TASK DIRECTIONS
Give every line of the material again, exactly as written.

>> start INPUT ROWS

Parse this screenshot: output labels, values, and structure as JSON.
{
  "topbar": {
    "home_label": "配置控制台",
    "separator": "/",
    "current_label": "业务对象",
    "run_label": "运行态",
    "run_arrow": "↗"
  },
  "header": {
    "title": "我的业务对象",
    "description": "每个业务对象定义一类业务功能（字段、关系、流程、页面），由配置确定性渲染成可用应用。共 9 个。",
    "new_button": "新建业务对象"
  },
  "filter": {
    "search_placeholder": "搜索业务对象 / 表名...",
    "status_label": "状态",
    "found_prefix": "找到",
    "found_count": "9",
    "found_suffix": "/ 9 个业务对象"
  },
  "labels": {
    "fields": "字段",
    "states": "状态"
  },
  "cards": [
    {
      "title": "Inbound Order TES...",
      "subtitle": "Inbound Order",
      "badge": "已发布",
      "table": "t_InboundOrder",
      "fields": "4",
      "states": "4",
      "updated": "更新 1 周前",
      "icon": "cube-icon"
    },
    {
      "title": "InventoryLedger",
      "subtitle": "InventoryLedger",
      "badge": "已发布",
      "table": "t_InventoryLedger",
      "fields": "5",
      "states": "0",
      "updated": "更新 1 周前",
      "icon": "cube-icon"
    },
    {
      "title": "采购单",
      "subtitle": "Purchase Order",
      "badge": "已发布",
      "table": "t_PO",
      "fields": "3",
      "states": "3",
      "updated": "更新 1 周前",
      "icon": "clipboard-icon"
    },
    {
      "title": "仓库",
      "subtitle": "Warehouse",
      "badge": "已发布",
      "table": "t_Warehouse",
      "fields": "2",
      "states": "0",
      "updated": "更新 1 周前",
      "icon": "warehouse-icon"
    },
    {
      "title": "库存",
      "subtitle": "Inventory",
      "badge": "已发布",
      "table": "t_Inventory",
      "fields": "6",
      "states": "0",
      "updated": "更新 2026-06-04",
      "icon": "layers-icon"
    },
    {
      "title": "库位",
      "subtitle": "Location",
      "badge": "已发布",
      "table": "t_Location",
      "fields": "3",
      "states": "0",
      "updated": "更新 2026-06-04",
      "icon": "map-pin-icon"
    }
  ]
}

>> end INPUT ROWS

FINAL ANSWER
Parse this screenshot: output labels, values, and structure as JSON.
{
  "topbar": {
    "home_label": "配置控制台",
    "separator": "/",
    "current_label": "业务对象",
    "run_label": "运行态",
    "run_arrow": "↗"
  },
  "header": {
    "title": "我的业务对象",
    "description": "每个业务对象定义一类业务功能（字段、关系、流程、页面），由配置确定性渲染成可用应用。共 9 个。",
    "new_button": "新建业务对象"
  },
  "filter": {
    "search_placeholder": "搜索业务对象 / 表名...",
    "status_label": "状态",
    "found_prefix": "找到",
    "found_count": "9",
    "found_suffix": "/ 9 个业务对象"
  },
  "labels": {
    "fields": "字段",
    "states": "状态"
  },
  "cards": [
    {
      "title": "Inbound Order TES...",
      "subtitle": "Inbound Order",
      "badge": "已发布",
      "table": "t_InboundOrder",
      "fields": "4",
      "states": "4",
      "updated": "更新 1 周前",
      "icon": "cube-icon"
    },
    {
      "title": "InventoryLedger",
      "subtitle": "InventoryLedger",
      "badge": "已发布",
      "table": "t_InventoryLedger",
      "fields": "5",
      "states": "0",
      "updated": "更新 1 周前",
      "icon": "cube-icon"
    },
    {
      "title": "采购单",
      "subtitle": "Purchase Order",
      "badge": "已发布",
      "table": "t_PO",
      "fields": "3",
      "states": "3",
      "updated": "更新 1 周前",
      "icon": "clipboard-icon"
    },
    {
      "title": "仓库",
      "subtitle": "Warehouse",
      "badge": "已发布",
      "table": "t_Warehouse",
      "fields": "2",
      "states": "0",
      "updated": "更新 1 周前",
      "icon": "warehouse-icon"
    },
    {
      "title": "库存",
      "subtitle": "Inventory",
      "badge": "已发布",
      "table": "t_Inventory",
      "fields": "6",
      "states": "0",
      "updated": "更新 2026-06-04",
      "icon": "layers-icon"
    },
    {
      "title": "库位",
      "subtitle": "Location",
      "badge": "已发布",
      "table": "t_Location",
      "fields": "3",
      "states": "0",
      "updated": "更新 2026-06-04",
      "icon": "map-pin-icon"
    }
  ]
}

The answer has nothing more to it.